_EXERCISE INSTRUCTIONS:_
Make an exact copy of the entries, and keep any pictures out of it.

_PROVIDED RECORDS:_
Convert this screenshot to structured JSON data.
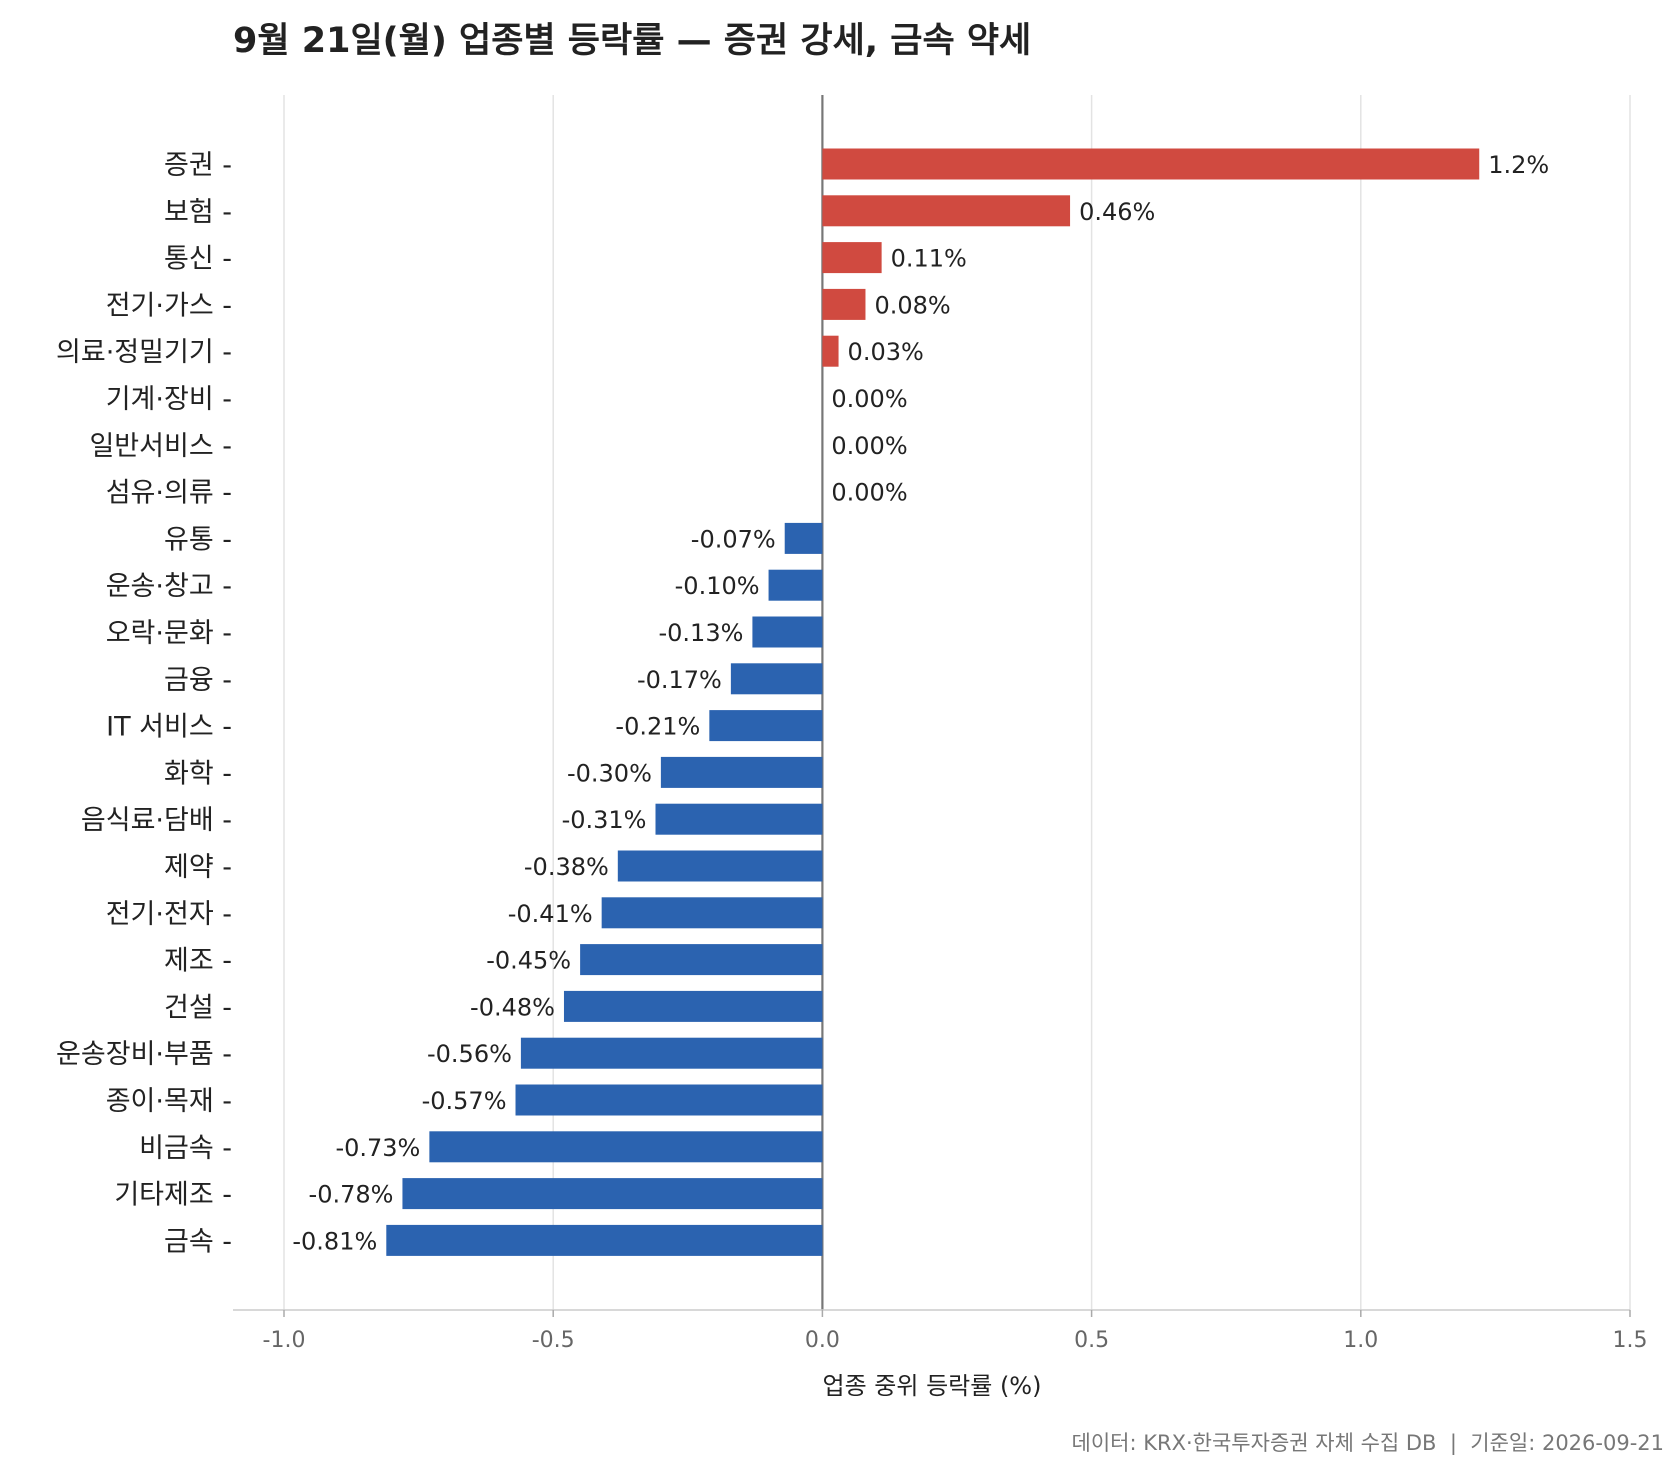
{
  "chart_data": {
    "type": "bar",
    "orientation": "horizontal",
    "title": "9월 21일(월) 업종별 등락률 — 증권 강세, 금속 약세",
    "xlabel": "업종 중위 등락률 (%)",
    "ylabel": "",
    "xlim": [
      -1.0,
      1.5
    ],
    "xticks": [
      "-1.0",
      "-0.5",
      "0.0",
      "0.5",
      "1.0",
      "1.5"
    ],
    "xtick_values": [
      -1.0,
      -0.5,
      0.0,
      0.5,
      1.0,
      1.5
    ],
    "grid": "vertical",
    "categories": [
      "증권",
      "보험",
      "통신",
      "전기·가스",
      "의료·정밀기기",
      "기계·장비",
      "일반서비스",
      "섬유·의류",
      "유통",
      "운송·창고",
      "오락·문화",
      "금융",
      "IT 서비스",
      "화학",
      "음식료·담배",
      "제약",
      "전기·전자",
      "제조",
      "건설",
      "운송장비·부품",
      "종이·목재",
      "비금속",
      "기타제조",
      "금속"
    ],
    "values": [
      1.22,
      0.46,
      0.11,
      0.08,
      0.03,
      0.0,
      0.0,
      0.0,
      -0.07,
      -0.1,
      -0.13,
      -0.17,
      -0.21,
      -0.3,
      -0.31,
      -0.38,
      -0.41,
      -0.45,
      -0.48,
      -0.56,
      -0.57,
      -0.73,
      -0.78,
      -0.81
    ],
    "value_labels": [
      "1.2%",
      "0.46%",
      "0.11%",
      "0.08%",
      "0.03%",
      "0.00%",
      "0.00%",
      "0.00%",
      "-0.07%",
      "-0.10%",
      "-0.13%",
      "-0.17%",
      "-0.21%",
      "-0.30%",
      "-0.31%",
      "-0.38%",
      "-0.41%",
      "-0.45%",
      "-0.48%",
      "-0.56%",
      "-0.57%",
      "-0.73%",
      "-0.78%",
      "-0.81%"
    ],
    "colors": {
      "positive": "#d04a40",
      "negative": "#2b63b0",
      "zero_line": "#777777",
      "grid": "#e3e3e3"
    },
    "footer": "데이터: KRX·한국투자증권 자체 수집 DB  |  기준일: 2026-09-21"
  }
}
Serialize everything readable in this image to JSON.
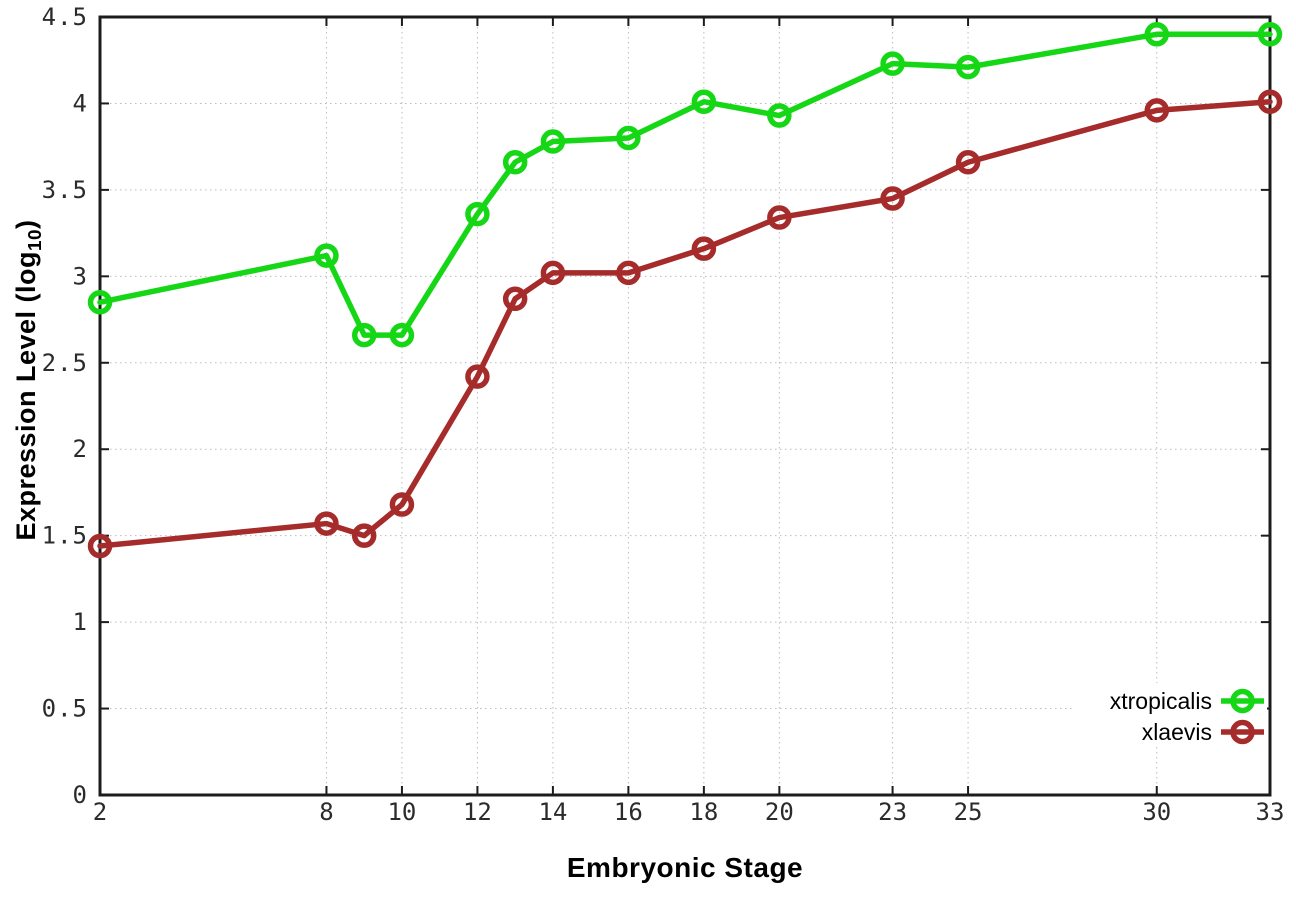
{
  "chart_data": {
    "type": "line",
    "title": "",
    "xlabel": "Embryonic Stage",
    "ylabel": {
      "prefix": "Expression Level (log",
      "sub": "10",
      "suffix": ")"
    },
    "x_range": [
      2,
      33
    ],
    "y_range": [
      0,
      4.5
    ],
    "grid": true,
    "x_ticks": [
      2,
      8,
      10,
      12,
      14,
      16,
      18,
      20,
      23,
      25,
      30,
      33
    ],
    "x_tick_labels": [
      "2",
      "8",
      "10",
      "12",
      "14",
      "16",
      "18",
      "20",
      "23",
      "25",
      "30",
      "33"
    ],
    "y_ticks": [
      0,
      0.5,
      1,
      1.5,
      2,
      2.5,
      3,
      3.5,
      4,
      4.5
    ],
    "y_tick_labels": [
      "0",
      "0.5",
      "1",
      "1.5",
      "2",
      "2.5",
      "3",
      "3.5",
      "4",
      "4.5"
    ],
    "x": [
      2,
      8,
      9,
      10,
      12,
      13,
      14,
      16,
      18,
      20,
      23,
      25,
      30,
      33
    ],
    "series": [
      {
        "name": "xtropicalis",
        "color": "#15d715",
        "values": [
          2.85,
          3.12,
          2.66,
          2.66,
          3.36,
          3.66,
          3.78,
          3.8,
          4.01,
          3.93,
          4.23,
          4.21,
          4.4,
          4.4
        ]
      },
      {
        "name": "xlaevis",
        "color": "#a62b2b",
        "values": [
          1.44,
          1.57,
          1.5,
          1.68,
          2.42,
          2.87,
          3.02,
          3.02,
          3.16,
          3.34,
          3.45,
          3.66,
          3.96,
          4.01
        ]
      }
    ],
    "legend": {
      "position": "bottom-right",
      "entries": [
        "xtropicalis",
        "xlaevis"
      ]
    },
    "colors": {
      "background": "#ffffff",
      "axis": "#1c1c1c",
      "grid": "#bcbcbc",
      "tick_label": "#2b2b2b",
      "legend_text": "#000000"
    },
    "marker": "open-circle"
  }
}
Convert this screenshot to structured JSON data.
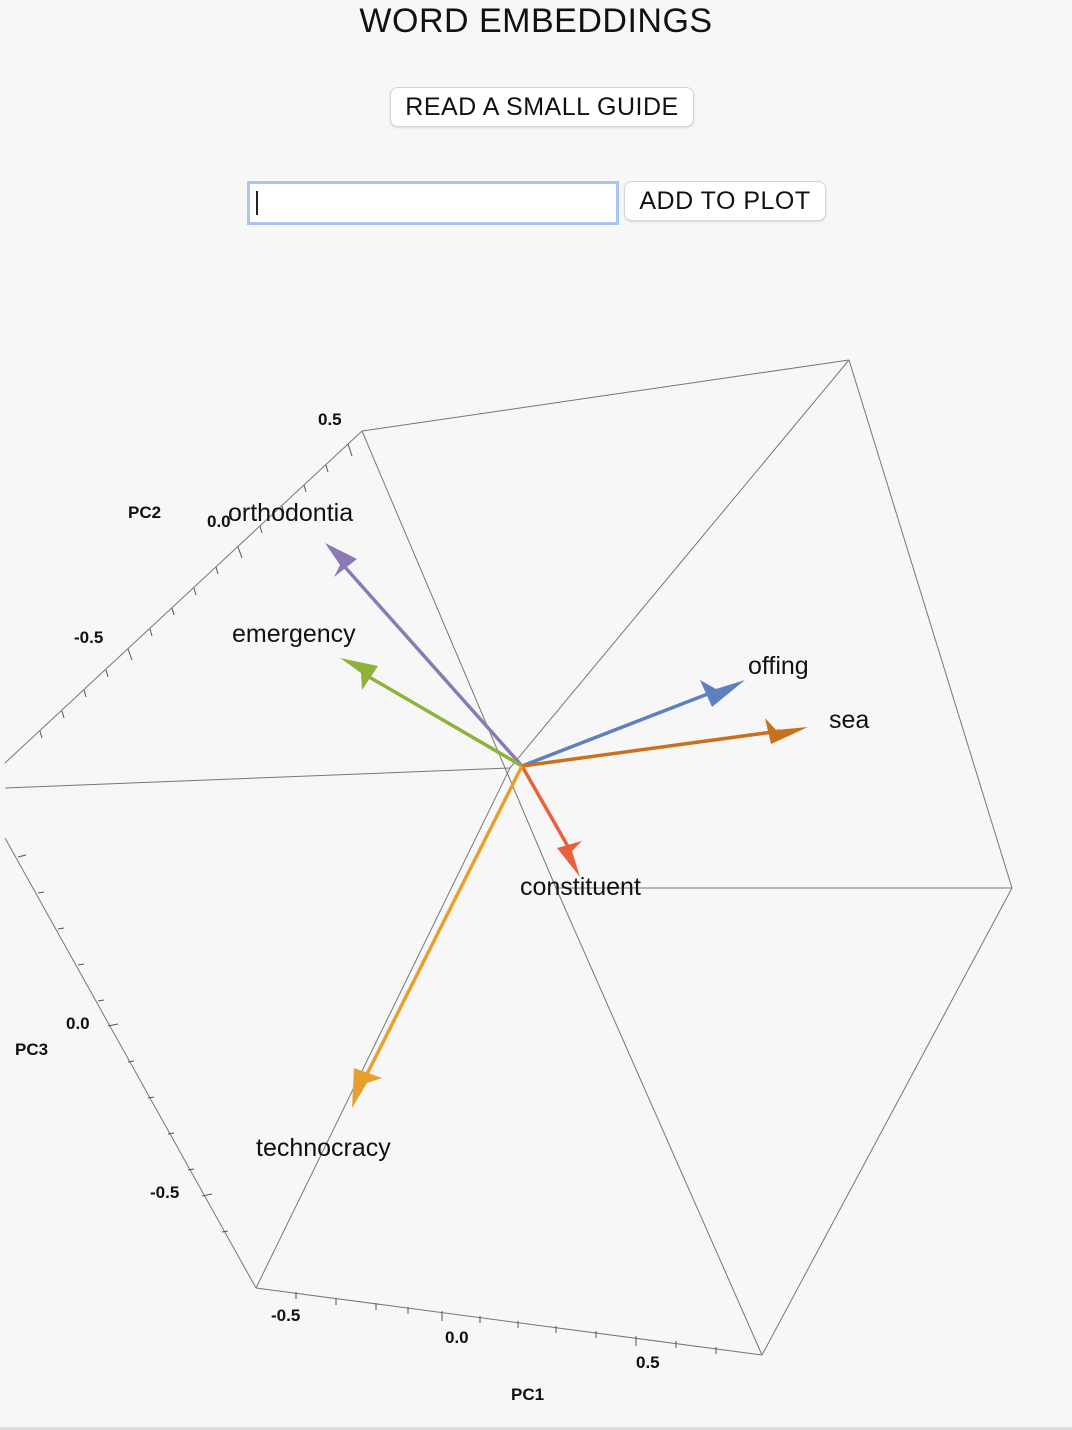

_RESPONSE TO THE EXERCISE:_
Convert this screenshot to structured JSON data.
{
  "chart_data": {
    "type": "bar",
    "orientation": "horizontal",
    "title": "9월 21일(월) 업종별 등락률 — 증권 강세, 금속 약세",
    "xlabel": "업종 중위 등락률 (%)",
    "ylabel": "",
    "xlim": [
      -1.0,
      1.5
    ],
    "xticks": [
      "-1.0",
      "-0.5",
      "0.0",
      "0.5",
      "1.0",
      "1.5"
    ],
    "xtick_values": [
      -1.0,
      -0.5,
      0.0,
      0.5,
      1.0,
      1.5
    ],
    "grid": "vertical",
    "categories": [
      "증권",
      "보험",
      "통신",
      "전기·가스",
      "의료·정밀기기",
      "기계·장비",
      "일반서비스",
      "섬유·의류",
      "유통",
      "운송·창고",
      "오락·문화",
      "금융",
      "IT 서비스",
      "화학",
      "음식료·담배",
      "제약",
      "전기·전자",
      "제조",
      "건설",
      "운송장비·부품",
      "종이·목재",
      "비금속",
      "기타제조",
      "금속"
    ],
    "values": [
      1.22,
      0.46,
      0.11,
      0.08,
      0.03,
      0.0,
      0.0,
      0.0,
      -0.07,
      -0.1,
      -0.13,
      -0.17,
      -0.21,
      -0.3,
      -0.31,
      -0.38,
      -0.41,
      -0.45,
      -0.48,
      -0.56,
      -0.57,
      -0.73,
      -0.78,
      -0.81
    ],
    "value_labels": [
      "1.2%",
      "0.46%",
      "0.11%",
      "0.08%",
      "0.03%",
      "0.00%",
      "0.00%",
      "0.00%",
      "-0.07%",
      "-0.10%",
      "-0.13%",
      "-0.17%",
      "-0.21%",
      "-0.30%",
      "-0.31%",
      "-0.38%",
      "-0.41%",
      "-0.45%",
      "-0.48%",
      "-0.56%",
      "-0.57%",
      "-0.73%",
      "-0.78%",
      "-0.81%"
    ],
    "colors": {
      "positive": "#d04a40",
      "negative": "#2b63b0",
      "zero_line": "#777777",
      "grid": "#e3e3e3"
    },
    "footer": "데이터: KRX·한국투자증권 자체 수집 DB  |  기준일: 2026-09-21"
  }
}
Serialize everything readable in this image to JSON.
{
  "chart_data": {
    "type": "line",
    "title": "",
    "xlabel": "Embryonic Stage",
    "ylabel": {
      "prefix": "Expression Level (log",
      "sub": "10",
      "suffix": ")"
    },
    "x_range": [
      2,
      33
    ],
    "y_range": [
      0,
      4.5
    ],
    "grid": true,
    "x_ticks": [
      2,
      8,
      10,
      12,
      14,
      16,
      18,
      20,
      23,
      25,
      30,
      33
    ],
    "x_tick_labels": [
      "2",
      "8",
      "10",
      "12",
      "14",
      "16",
      "18",
      "20",
      "23",
      "25",
      "30",
      "33"
    ],
    "y_ticks": [
      0,
      0.5,
      1,
      1.5,
      2,
      2.5,
      3,
      3.5,
      4,
      4.5
    ],
    "y_tick_labels": [
      "0",
      "0.5",
      "1",
      "1.5",
      "2",
      "2.5",
      "3",
      "3.5",
      "4",
      "4.5"
    ],
    "x": [
      2,
      8,
      9,
      10,
      12,
      13,
      14,
      16,
      18,
      20,
      23,
      25,
      30,
      33
    ],
    "series": [
      {
        "name": "xtropicalis",
        "color": "#15d715",
        "values": [
          2.85,
          3.12,
          2.66,
          2.66,
          3.36,
          3.66,
          3.78,
          3.8,
          4.01,
          3.93,
          4.23,
          4.21,
          4.4,
          4.4
        ]
      },
      {
        "name": "xlaevis",
        "color": "#a62b2b",
        "values": [
          1.44,
          1.57,
          1.5,
          1.68,
          2.42,
          2.87,
          3.02,
          3.02,
          3.16,
          3.34,
          3.45,
          3.66,
          3.96,
          4.01
        ]
      }
    ],
    "legend": {
      "position": "bottom-right",
      "entries": [
        "xtropicalis",
        "xlaevis"
      ]
    },
    "colors": {
      "background": "#ffffff",
      "axis": "#1c1c1c",
      "grid": "#bcbcbc",
      "tick_label": "#2b2b2b",
      "legend_text": "#000000"
    },
    "marker": "open-circle"
  }
}
Convert this screenshot to structured JSON data.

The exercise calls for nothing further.